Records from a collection
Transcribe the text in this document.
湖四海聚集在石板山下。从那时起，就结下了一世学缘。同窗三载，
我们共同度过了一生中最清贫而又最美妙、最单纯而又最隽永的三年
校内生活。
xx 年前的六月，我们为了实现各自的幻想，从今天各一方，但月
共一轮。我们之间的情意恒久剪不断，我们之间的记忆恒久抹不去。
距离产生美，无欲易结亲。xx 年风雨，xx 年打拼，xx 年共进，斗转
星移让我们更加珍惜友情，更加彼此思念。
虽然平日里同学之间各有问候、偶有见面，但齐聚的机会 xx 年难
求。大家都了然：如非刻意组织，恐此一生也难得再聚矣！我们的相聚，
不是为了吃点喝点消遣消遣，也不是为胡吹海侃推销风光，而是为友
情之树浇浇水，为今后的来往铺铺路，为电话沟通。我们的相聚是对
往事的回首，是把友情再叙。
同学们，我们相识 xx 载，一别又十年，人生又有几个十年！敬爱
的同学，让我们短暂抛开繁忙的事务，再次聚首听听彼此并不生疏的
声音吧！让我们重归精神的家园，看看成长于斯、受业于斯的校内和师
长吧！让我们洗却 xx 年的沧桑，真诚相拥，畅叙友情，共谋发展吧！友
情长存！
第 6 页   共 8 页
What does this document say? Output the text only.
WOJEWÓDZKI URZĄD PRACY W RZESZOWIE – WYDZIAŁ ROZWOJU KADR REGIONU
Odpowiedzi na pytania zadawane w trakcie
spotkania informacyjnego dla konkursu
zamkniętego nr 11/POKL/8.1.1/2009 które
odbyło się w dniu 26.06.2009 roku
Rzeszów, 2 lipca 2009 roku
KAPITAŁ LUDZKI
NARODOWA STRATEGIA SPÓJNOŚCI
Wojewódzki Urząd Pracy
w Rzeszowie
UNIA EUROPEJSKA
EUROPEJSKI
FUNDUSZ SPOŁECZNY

---

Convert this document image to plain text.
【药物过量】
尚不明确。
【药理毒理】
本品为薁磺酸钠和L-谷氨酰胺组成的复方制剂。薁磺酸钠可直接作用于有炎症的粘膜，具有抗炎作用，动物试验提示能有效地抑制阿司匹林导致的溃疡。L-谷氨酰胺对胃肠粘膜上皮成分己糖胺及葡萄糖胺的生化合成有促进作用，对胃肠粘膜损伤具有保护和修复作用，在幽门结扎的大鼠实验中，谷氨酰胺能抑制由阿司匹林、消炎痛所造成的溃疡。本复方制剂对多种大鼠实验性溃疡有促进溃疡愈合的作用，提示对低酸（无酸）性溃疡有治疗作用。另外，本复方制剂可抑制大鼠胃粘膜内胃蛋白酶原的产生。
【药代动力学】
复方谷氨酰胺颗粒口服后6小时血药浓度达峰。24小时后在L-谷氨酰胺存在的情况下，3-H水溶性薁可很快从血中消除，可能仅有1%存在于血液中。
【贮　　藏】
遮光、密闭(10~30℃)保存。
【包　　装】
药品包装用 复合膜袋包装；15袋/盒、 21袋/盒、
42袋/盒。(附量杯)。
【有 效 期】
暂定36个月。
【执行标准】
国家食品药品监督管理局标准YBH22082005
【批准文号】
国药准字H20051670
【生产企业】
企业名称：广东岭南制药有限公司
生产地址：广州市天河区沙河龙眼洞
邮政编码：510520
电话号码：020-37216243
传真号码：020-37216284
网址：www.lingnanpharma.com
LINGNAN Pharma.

---

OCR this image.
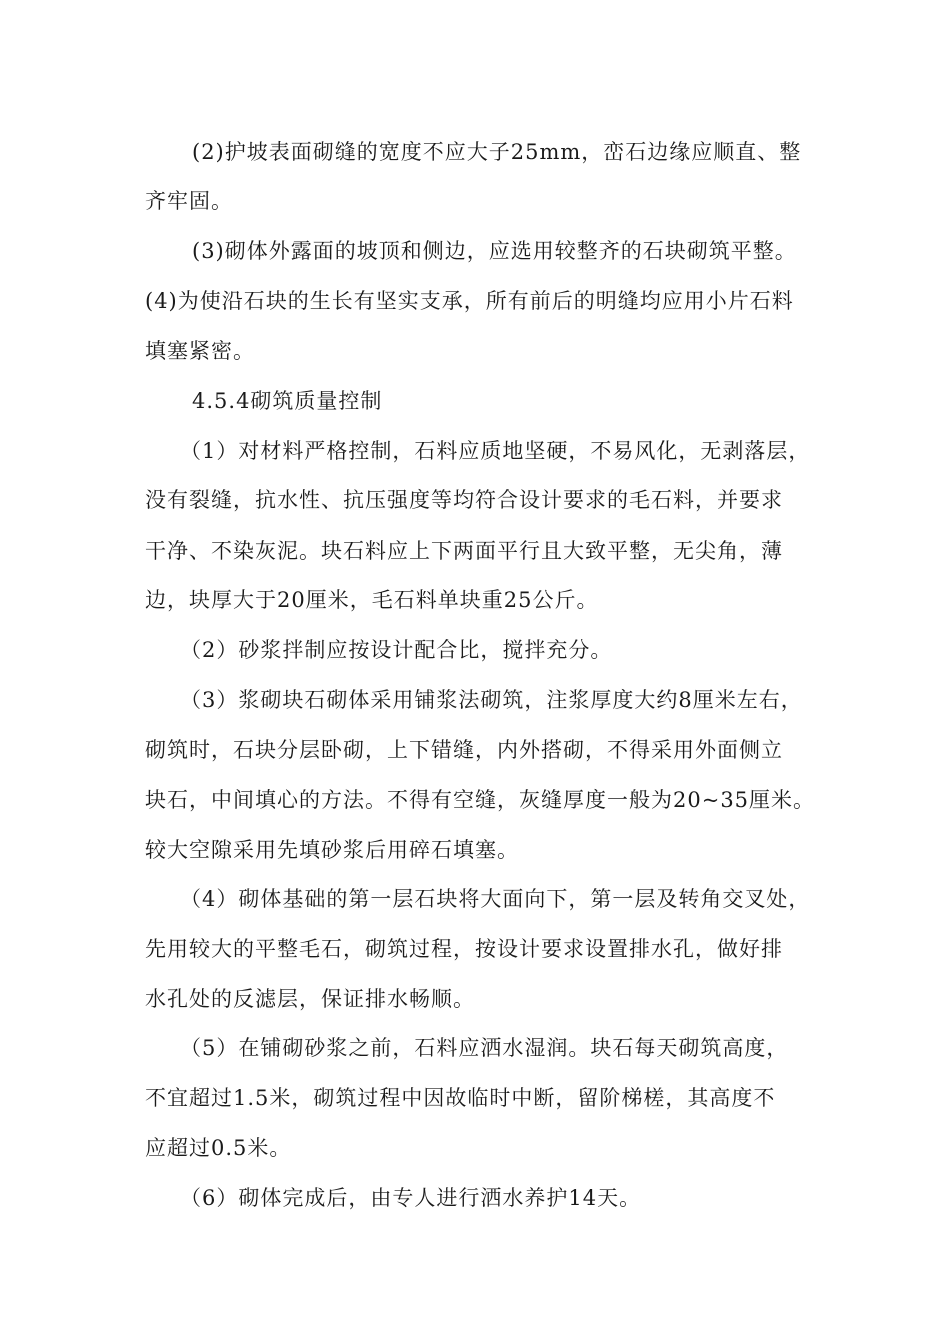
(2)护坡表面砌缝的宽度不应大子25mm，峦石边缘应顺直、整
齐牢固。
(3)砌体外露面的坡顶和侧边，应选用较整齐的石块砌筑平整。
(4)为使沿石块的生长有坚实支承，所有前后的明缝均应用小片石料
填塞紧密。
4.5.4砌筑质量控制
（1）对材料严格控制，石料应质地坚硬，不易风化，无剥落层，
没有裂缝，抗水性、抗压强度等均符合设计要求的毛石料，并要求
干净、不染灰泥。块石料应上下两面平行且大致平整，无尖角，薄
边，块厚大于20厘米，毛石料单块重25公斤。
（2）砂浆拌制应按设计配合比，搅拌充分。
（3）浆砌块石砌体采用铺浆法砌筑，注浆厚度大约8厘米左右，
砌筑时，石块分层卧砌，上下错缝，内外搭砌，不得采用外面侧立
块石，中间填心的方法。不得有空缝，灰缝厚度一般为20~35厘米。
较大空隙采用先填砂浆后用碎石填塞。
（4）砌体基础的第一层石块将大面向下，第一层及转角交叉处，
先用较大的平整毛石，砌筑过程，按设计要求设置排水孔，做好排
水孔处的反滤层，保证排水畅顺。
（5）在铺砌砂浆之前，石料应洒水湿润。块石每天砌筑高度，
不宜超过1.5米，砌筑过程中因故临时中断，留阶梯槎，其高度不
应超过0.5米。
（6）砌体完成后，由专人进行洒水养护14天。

- [What to produce]:
What is the number of lines that hold the string "text"? Reply with that number alone.

- [Correct response]:
3